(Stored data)
————
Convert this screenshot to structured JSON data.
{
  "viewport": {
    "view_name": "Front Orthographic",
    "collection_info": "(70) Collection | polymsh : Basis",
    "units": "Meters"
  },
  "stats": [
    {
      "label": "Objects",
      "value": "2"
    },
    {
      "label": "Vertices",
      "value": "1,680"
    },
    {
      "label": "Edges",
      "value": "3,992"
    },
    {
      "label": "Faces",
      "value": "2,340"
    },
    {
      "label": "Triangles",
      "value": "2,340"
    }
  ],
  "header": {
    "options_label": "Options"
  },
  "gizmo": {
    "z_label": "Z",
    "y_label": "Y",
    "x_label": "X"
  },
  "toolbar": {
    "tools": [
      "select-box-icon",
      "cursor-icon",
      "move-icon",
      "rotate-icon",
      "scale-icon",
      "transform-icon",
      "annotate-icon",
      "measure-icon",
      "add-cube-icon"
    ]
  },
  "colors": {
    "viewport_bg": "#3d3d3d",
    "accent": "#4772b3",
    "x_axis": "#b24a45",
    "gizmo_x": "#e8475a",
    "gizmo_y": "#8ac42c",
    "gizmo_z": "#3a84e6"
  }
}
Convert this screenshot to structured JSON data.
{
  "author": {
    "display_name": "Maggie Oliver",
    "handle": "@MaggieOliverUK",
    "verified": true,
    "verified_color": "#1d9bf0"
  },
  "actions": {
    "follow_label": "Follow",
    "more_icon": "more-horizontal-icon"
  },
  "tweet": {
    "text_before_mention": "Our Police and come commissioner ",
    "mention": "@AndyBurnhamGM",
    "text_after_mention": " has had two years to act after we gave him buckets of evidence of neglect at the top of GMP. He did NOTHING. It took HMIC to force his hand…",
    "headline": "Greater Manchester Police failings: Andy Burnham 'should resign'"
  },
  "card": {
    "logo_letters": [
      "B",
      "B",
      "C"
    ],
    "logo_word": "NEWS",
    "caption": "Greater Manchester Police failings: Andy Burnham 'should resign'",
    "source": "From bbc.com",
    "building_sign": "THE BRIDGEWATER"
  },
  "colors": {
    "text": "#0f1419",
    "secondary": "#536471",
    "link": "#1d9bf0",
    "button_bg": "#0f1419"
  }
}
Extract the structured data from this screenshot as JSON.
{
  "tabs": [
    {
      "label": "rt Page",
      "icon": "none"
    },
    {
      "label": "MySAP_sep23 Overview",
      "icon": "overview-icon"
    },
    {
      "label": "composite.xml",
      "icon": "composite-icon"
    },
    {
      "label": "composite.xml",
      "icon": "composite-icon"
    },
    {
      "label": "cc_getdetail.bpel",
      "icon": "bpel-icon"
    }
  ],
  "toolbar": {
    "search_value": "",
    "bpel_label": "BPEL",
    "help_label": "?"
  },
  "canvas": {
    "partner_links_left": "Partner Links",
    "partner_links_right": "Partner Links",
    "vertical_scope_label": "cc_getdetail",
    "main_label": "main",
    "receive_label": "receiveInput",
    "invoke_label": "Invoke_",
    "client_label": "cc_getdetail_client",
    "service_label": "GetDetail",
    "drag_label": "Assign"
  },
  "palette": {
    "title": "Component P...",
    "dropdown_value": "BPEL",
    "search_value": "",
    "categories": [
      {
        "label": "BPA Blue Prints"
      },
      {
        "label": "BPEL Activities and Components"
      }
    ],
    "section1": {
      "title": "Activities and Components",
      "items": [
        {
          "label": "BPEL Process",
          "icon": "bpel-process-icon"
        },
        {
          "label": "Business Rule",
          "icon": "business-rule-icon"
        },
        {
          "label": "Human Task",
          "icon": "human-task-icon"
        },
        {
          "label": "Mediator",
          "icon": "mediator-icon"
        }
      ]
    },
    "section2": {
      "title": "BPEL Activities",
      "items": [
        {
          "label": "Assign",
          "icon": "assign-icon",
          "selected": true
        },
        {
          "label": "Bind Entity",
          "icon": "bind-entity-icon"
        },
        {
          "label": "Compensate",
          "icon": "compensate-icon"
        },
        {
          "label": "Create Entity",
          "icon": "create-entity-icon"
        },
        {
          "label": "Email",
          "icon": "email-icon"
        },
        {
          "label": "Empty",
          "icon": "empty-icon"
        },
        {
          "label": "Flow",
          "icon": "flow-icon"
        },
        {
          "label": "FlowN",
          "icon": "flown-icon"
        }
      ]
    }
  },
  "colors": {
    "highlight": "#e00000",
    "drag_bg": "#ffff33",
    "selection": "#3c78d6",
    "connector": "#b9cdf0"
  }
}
————
### Exercise objective
Check the data for the word "Manchester" and pull out the lines that have it.

### Result
    "headline": "Greater Manchester Police failings: Andy Burnham 'should resign'"
    "caption": "Greater Manchester Police failings: Andy Burnham 'should resign'",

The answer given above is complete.